## Written task
Please pick out every line of the records that contains the string "series", matching case exactly, and copy each one.

[Collection entries]
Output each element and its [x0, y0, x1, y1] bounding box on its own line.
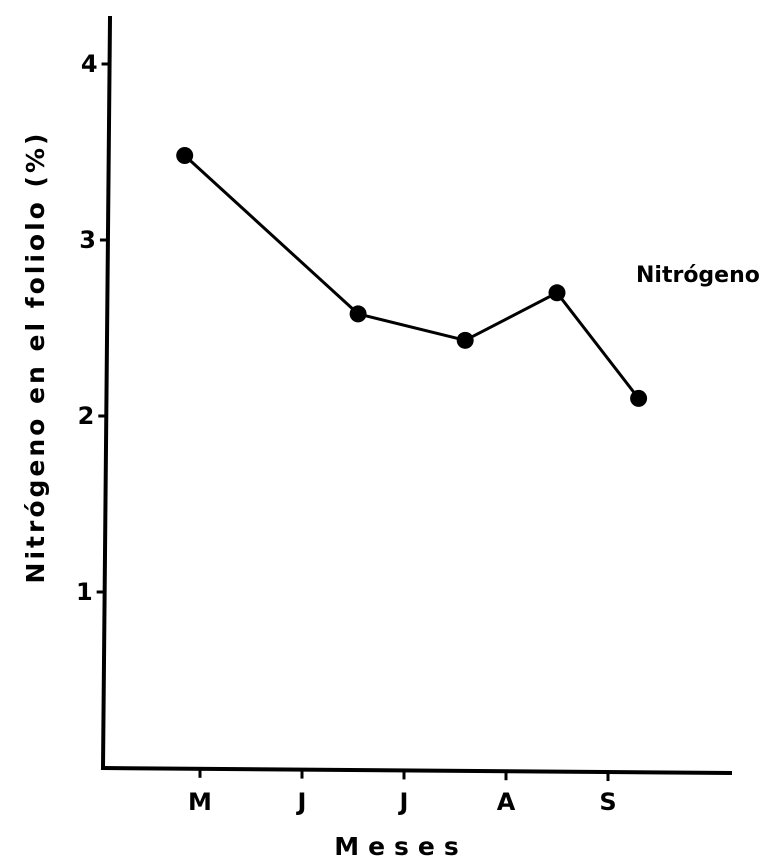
x-tick-label-2: J — [398, 788, 409, 816]
y-tick-label-4: 4 — [81, 50, 98, 78]
series-label-nitrogeno: Nitrógeno — [636, 263, 760, 288]
y-tick-label-3: 3 — [79, 226, 96, 254]
x-tick-label-1: J — [296, 788, 307, 816]
data-point-0 — [176, 147, 194, 165]
x-tick-label-0: M — [188, 788, 212, 816]
data-point-3 — [548, 284, 566, 302]
x-tick-label-4: S — [599, 788, 616, 816]
y-axis-label: Nitrógeno en el foliolo (%) — [21, 131, 50, 584]
x-axis-line — [100, 765, 733, 776]
x-axis-label: Meses — [334, 832, 468, 861]
data-point-1 — [349, 305, 367, 323]
x-tick-label-3: A — [497, 788, 516, 816]
y-tick-label-1: 1 — [76, 578, 93, 606]
series-line-nitrogeno — [183, 154, 640, 400]
data-point-2 — [456, 331, 474, 349]
y-ticks: 1 2 3 4 — [76, 50, 110, 606]
data-points — [176, 147, 648, 407]
data-point-4 — [630, 389, 648, 407]
y-axis-line — [100, 15, 113, 771]
y-tick-label-2: 2 — [78, 402, 95, 430]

## Solved problem
series-label-nitrogeno: Nitrógeno — [636, 263, 760, 288]
series-line-nitrogeno — [183, 154, 640, 400]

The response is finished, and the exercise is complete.